PROBLEM TO SOLVE
Write out, without any change, the items that open with the line containing "Localize 16 of" and close with the line containing "legend-title: Tipo de", both of those lines included.

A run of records
(begin)

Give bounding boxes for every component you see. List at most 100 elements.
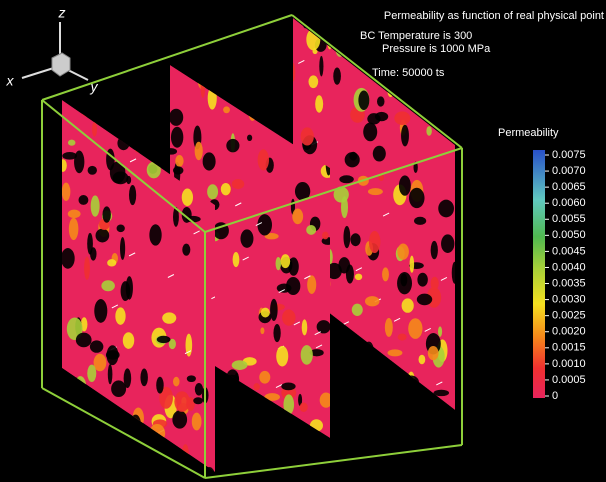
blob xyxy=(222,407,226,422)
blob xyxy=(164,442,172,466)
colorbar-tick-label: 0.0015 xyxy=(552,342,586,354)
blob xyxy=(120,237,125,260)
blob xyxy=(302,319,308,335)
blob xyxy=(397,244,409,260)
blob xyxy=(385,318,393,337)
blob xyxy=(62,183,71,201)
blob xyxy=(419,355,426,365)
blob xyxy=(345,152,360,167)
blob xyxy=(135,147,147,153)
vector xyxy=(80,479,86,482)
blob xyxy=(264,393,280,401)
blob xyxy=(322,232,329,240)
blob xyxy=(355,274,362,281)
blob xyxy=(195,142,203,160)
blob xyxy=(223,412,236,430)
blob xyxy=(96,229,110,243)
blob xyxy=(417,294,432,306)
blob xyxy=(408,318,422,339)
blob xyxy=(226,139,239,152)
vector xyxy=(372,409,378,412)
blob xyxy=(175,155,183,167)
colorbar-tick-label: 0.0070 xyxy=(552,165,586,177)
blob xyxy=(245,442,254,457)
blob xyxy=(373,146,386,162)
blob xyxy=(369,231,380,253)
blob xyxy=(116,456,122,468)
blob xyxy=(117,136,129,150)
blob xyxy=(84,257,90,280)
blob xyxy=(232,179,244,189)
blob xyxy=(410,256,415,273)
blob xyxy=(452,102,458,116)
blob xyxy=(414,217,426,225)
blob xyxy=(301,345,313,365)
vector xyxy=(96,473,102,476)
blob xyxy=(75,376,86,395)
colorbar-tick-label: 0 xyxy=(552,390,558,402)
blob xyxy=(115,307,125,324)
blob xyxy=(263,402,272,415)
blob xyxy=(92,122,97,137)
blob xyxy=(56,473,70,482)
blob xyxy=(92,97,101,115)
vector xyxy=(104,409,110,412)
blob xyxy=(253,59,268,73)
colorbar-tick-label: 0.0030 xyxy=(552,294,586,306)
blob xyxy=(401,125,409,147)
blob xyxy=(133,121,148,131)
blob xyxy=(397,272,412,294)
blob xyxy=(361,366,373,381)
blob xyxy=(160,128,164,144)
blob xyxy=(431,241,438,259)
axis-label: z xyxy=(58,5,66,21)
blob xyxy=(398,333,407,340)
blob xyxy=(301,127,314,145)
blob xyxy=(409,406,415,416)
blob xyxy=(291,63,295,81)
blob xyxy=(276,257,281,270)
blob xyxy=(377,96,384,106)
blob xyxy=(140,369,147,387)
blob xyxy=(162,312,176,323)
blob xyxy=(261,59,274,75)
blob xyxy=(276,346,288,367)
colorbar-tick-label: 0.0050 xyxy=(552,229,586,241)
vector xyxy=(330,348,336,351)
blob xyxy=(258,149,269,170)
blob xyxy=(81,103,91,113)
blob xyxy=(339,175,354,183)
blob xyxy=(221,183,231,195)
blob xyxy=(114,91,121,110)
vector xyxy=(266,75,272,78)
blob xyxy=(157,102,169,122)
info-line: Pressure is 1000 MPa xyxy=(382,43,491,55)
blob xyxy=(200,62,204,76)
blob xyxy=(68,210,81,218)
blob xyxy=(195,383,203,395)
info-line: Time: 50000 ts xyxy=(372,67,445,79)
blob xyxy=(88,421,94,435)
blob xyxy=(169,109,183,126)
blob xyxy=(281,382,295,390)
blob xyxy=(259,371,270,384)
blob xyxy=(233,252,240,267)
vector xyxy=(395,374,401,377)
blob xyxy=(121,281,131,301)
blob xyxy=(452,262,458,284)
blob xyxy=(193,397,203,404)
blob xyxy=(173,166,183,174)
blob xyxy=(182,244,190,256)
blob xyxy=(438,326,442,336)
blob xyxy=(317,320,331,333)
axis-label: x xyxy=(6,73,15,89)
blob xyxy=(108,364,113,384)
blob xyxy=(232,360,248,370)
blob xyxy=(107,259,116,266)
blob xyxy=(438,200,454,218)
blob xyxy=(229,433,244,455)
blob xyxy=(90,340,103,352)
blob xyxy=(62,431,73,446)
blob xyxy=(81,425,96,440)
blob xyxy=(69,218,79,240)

(end)
(begin)

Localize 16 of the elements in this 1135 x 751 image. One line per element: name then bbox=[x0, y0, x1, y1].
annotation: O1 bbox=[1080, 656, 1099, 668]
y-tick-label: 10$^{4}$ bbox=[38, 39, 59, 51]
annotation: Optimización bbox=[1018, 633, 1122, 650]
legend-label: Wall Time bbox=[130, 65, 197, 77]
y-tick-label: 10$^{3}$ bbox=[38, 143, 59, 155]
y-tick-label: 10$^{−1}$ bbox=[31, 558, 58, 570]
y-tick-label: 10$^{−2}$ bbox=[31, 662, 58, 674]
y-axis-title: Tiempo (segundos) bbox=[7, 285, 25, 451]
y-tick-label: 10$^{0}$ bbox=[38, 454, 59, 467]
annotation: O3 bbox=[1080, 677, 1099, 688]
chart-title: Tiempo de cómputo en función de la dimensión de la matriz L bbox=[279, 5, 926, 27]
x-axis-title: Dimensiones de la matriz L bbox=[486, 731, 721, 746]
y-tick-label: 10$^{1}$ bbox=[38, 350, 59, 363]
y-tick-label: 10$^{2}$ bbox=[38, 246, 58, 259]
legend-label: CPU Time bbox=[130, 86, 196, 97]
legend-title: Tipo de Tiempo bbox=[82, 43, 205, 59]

(end)
(begin)

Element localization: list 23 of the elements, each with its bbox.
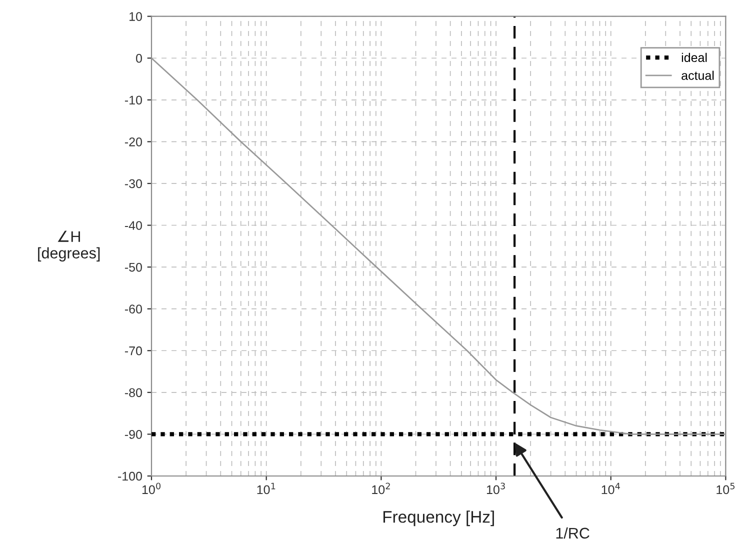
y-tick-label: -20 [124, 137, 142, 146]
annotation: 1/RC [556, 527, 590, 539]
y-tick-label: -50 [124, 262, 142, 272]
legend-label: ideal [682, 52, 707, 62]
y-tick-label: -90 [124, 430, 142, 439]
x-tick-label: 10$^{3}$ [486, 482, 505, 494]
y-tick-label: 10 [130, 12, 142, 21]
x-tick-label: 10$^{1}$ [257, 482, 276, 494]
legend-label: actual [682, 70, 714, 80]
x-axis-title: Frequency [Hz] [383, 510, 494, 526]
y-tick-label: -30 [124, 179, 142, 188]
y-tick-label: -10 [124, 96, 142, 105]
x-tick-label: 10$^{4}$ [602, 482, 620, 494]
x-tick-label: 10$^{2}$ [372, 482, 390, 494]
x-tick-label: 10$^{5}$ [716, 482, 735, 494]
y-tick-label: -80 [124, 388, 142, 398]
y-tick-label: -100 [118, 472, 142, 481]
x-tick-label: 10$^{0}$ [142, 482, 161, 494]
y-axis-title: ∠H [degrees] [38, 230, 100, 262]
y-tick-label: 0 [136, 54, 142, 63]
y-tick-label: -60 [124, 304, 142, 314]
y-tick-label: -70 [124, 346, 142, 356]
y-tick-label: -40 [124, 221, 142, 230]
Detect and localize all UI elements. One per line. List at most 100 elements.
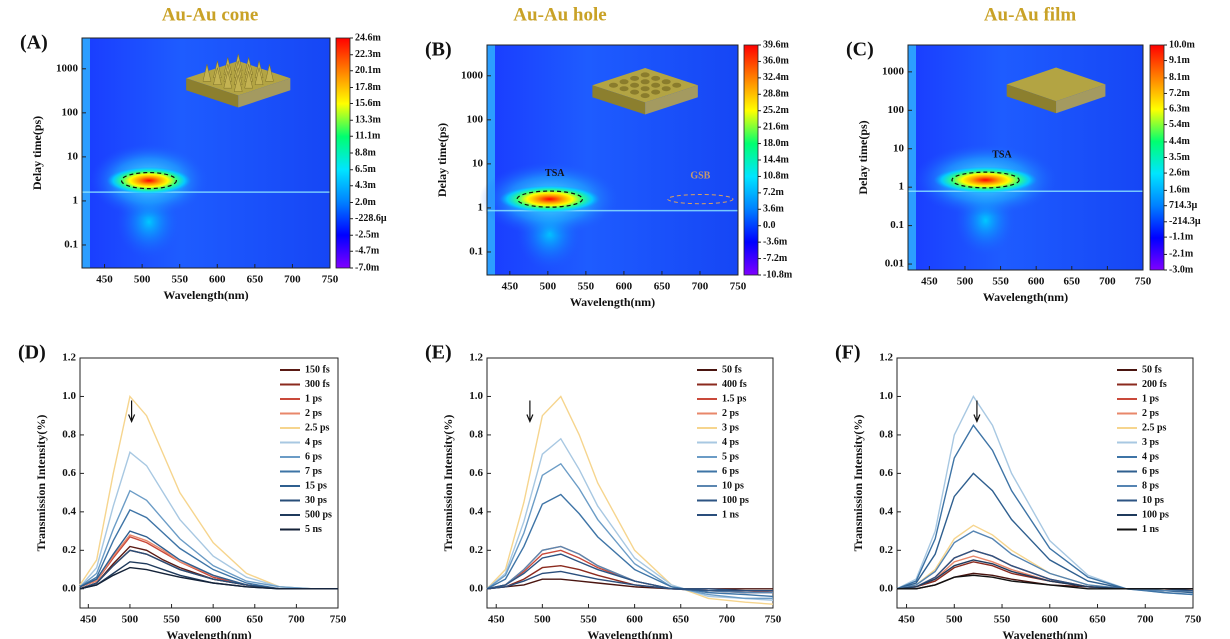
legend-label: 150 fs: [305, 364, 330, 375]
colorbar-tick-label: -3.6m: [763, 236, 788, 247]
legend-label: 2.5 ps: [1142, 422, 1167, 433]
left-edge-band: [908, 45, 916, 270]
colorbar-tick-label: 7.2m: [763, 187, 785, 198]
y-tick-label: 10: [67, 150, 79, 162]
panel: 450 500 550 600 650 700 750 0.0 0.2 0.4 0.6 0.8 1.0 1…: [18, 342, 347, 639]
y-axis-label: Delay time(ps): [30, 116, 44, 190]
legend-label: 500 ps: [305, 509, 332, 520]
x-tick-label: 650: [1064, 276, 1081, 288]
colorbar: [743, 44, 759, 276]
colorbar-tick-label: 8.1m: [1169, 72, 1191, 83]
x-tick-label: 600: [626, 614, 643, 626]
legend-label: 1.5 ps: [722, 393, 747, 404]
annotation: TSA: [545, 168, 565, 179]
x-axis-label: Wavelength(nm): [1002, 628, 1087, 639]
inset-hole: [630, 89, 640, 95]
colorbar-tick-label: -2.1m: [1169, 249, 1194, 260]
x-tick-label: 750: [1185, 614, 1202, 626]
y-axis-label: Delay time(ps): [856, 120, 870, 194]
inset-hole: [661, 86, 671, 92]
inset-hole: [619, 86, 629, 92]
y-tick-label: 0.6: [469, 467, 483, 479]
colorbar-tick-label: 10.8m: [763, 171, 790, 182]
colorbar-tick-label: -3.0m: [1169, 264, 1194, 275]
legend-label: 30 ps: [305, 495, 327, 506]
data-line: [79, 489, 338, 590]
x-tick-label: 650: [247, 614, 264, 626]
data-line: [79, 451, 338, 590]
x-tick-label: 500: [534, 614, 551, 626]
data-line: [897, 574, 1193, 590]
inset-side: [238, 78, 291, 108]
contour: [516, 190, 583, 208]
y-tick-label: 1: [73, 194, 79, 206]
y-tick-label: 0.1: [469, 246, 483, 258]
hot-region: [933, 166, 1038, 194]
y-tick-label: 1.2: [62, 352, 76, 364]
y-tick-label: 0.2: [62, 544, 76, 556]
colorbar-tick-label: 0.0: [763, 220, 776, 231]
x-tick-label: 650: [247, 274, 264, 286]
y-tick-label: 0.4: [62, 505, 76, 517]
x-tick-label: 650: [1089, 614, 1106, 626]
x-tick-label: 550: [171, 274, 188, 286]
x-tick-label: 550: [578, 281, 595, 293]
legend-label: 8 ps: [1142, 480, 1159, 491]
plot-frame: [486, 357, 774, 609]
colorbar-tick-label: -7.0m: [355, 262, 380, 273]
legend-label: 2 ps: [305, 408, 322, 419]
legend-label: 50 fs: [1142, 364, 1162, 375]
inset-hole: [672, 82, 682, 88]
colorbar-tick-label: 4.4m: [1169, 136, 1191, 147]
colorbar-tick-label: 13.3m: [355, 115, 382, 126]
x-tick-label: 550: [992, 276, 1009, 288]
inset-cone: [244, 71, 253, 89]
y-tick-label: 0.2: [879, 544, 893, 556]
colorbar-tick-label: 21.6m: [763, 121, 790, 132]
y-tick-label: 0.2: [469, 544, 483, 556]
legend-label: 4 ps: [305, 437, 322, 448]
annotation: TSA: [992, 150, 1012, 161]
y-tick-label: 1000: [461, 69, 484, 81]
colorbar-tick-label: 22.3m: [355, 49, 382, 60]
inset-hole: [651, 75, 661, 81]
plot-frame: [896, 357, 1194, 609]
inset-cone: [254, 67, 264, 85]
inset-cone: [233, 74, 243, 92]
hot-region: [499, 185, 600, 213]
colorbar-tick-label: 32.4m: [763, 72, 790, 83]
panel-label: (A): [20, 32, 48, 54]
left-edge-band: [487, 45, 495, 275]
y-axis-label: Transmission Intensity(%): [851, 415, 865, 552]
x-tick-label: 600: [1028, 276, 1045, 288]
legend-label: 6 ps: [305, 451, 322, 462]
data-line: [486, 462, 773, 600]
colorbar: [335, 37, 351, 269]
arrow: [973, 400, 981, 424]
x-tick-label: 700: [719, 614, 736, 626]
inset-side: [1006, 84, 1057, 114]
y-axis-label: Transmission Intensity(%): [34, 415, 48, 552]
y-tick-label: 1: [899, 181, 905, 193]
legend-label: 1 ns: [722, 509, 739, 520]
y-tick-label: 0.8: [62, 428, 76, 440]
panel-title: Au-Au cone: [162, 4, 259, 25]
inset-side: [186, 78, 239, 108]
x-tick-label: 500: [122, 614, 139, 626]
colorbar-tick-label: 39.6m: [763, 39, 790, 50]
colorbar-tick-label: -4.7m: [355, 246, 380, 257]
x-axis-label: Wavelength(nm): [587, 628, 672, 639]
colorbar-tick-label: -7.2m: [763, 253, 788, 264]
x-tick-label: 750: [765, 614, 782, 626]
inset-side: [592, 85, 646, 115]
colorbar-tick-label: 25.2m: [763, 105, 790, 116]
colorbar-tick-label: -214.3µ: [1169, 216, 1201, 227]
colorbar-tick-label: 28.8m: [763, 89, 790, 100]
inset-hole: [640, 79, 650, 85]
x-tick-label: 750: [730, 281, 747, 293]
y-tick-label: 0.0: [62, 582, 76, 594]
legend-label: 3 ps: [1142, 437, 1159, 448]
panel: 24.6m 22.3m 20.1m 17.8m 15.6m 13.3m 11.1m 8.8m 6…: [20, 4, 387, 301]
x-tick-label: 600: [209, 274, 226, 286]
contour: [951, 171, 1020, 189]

(end)

ANSWER FOR THE TASK
Localize 16 of the elements in this 1135 x 751 image. One line per element: name then bbox=[x0, y0, x1, y1].
annotation: O1 bbox=[1080, 656, 1099, 668]
y-tick-label: 10$^{4}$ bbox=[38, 39, 59, 51]
annotation: Optimización bbox=[1018, 633, 1122, 650]
legend-label: Wall Time bbox=[130, 65, 197, 77]
y-tick-label: 10$^{3}$ bbox=[38, 143, 59, 155]
y-tick-label: 10$^{−1}$ bbox=[31, 558, 58, 570]
y-tick-label: 10$^{−2}$ bbox=[31, 662, 58, 674]
y-axis-title: Tiempo (segundos) bbox=[7, 285, 25, 451]
y-tick-label: 10$^{0}$ bbox=[38, 454, 59, 467]
annotation: O3 bbox=[1080, 677, 1099, 688]
chart-title: Tiempo de cómputo en función de la dimensión de la matriz L bbox=[279, 5, 926, 27]
x-axis-title: Dimensiones de la matriz L bbox=[486, 731, 721, 746]
y-tick-label: 10$^{1}$ bbox=[38, 350, 59, 363]
y-tick-label: 10$^{2}$ bbox=[38, 246, 58, 259]
legend-label: CPU Time bbox=[130, 86, 196, 97]
legend-title: Tipo de Tiempo bbox=[82, 43, 205, 59]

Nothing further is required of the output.